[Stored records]

◇ ◇ ◇ ◇

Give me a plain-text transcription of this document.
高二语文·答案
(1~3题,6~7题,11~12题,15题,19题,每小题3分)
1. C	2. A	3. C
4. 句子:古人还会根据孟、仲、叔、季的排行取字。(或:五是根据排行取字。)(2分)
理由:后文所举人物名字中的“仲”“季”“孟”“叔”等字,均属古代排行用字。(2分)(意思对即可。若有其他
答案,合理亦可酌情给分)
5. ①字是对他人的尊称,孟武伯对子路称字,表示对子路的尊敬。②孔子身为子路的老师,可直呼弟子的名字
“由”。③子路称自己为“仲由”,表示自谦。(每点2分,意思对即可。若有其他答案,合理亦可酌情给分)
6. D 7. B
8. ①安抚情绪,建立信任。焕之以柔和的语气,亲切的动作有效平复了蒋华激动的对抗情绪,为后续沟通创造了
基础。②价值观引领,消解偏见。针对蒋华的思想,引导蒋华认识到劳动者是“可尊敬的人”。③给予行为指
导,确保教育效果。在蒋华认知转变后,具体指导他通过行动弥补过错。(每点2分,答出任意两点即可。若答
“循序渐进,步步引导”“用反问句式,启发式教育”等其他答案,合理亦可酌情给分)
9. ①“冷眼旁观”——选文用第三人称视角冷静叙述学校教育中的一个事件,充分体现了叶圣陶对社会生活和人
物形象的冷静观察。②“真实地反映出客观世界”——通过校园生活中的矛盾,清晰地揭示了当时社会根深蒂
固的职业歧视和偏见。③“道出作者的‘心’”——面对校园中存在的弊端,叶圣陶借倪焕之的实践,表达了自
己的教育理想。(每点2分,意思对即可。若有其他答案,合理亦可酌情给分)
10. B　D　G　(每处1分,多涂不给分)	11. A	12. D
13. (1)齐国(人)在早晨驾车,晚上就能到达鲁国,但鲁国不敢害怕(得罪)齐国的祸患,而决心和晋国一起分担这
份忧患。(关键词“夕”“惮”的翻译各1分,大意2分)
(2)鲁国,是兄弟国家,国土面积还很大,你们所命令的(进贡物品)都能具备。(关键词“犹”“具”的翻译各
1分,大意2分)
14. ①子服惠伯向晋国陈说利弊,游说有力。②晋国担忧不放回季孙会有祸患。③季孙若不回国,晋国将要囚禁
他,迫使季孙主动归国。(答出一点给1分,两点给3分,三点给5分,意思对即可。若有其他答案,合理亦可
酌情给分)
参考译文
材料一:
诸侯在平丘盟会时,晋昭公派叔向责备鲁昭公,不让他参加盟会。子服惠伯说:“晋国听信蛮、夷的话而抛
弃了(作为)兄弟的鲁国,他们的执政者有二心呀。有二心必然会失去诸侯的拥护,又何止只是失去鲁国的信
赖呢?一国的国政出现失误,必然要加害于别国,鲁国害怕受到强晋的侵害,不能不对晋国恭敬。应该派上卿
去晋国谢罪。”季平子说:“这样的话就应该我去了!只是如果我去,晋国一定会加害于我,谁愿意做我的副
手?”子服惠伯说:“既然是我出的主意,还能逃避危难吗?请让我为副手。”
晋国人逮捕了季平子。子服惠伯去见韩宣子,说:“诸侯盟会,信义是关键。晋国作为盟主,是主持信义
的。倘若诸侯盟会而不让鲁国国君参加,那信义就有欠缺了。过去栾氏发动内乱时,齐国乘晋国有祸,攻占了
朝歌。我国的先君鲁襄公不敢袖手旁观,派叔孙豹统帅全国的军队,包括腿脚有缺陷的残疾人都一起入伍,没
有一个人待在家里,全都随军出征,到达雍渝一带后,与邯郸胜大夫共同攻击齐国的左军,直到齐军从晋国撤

◇ ◇ ◇ ◇

» **REQUIREMENTS**: Please set down the whole listing above without altering a single line.

» **REPLY TO THE EXERCISE**:
Give me a plain-text transcription of this document.
高二语文·答案
(1~3题,6~7题,11~12题,15题,19题,每小题3分)
1. C	2. A	3. C
4. 句子:古人还会根据孟、仲、叔、季的排行取字。(或:五是根据排行取字。)(2分)
理由:后文所举人物名字中的“仲”“季”“孟”“叔”等字,均属古代排行用字。(2分)(意思对即可。若有其他
答案,合理亦可酌情给分)
5. ①字是对他人的尊称,孟武伯对子路称字,表示对子路的尊敬。②孔子身为子路的老师,可直呼弟子的名字
“由”。③子路称自己为“仲由”,表示自谦。(每点2分,意思对即可。若有其他答案,合理亦可酌情给分)
6. D 7. B
8. ①安抚情绪,建立信任。焕之以柔和的语气,亲切的动作有效平复了蒋华激动的对抗情绪,为后续沟通创造了
基础。②价值观引领,消解偏见。针对蒋华的思想,引导蒋华认识到劳动者是“可尊敬的人”。③给予行为指
导,确保教育效果。在蒋华认知转变后,具体指导他通过行动弥补过错。(每点2分,答出任意两点即可。若答
“循序渐进,步步引导”“用反问句式,启发式教育”等其他答案,合理亦可酌情给分)
9. ①“冷眼旁观”——选文用第三人称视角冷静叙述学校教育中的一个事件,充分体现了叶圣陶对社会生活和人
物形象的冷静观察。②“真实地反映出客观世界”——通过校园生活中的矛盾,清晰地揭示了当时社会根深蒂
固的职业歧视和偏见。③“道出作者的‘心’”——面对校园中存在的弊端,叶圣陶借倪焕之的实践,表达了自
己的教育理想。(每点2分,意思对即可。若有其他答案,合理亦可酌情给分)
10. B　D　G　(每处1分,多涂不给分)	11. A	12. D
13. (1)齐国(人)在早晨驾车,晚上就能到达鲁国,但鲁国不敢害怕(得罪)齐国的祸患,而决心和晋国一起分担这
份忧患。(关键词“夕”“惮”的翻译各1分,大意2分)
(2)鲁国,是兄弟国家,国土面积还很大,你们所命令的(进贡物品)都能具备。(关键词“犹”“具”的翻译各
1分,大意2分)
14. ①子服惠伯向晋国陈说利弊,游说有力。②晋国担忧不放回季孙会有祸患。③季孙若不回国,晋国将要囚禁
他,迫使季孙主动归国。(答出一点给1分,两点给3分,三点给5分,意思对即可。若有其他答案,合理亦可
酌情给分)
参考译文
材料一:
诸侯在平丘盟会时,晋昭公派叔向责备鲁昭公,不让他参加盟会。子服惠伯说:“晋国听信蛮、夷的话而抛
弃了(作为)兄弟的鲁国,他们的执政者有二心呀。有二心必然会失去诸侯的拥护,又何止只是失去鲁国的信
赖呢?一国的国政出现失误,必然要加害于别国,鲁国害怕受到强晋的侵害,不能不对晋国恭敬。应该派上卿
去晋国谢罪。”季平子说:“这样的话就应该我去了!只是如果我去,晋国一定会加害于我,谁愿意做我的副
手?”子服惠伯说:“既然是我出的主意,还能逃避危难吗?请让我为副手。”
晋国人逮捕了季平子。子服惠伯去见韩宣子,说:“诸侯盟会,信义是关键。晋国作为盟主,是主持信义
的。倘若诸侯盟会而不让鲁国国君参加,那信义就有欠缺了。过去栾氏发动内乱时,齐国乘晋国有祸,攻占了
朝歌。我国的先君鲁襄公不敢袖手旁观,派叔孙豹统帅全国的军队,包括腿脚有缺陷的残疾人都一起入伍,没
有一个人待在家里,全都随军出征,到达雍渝一带后,与邯郸胜大夫共同攻击齐国的左军,直到齐军从晋国撤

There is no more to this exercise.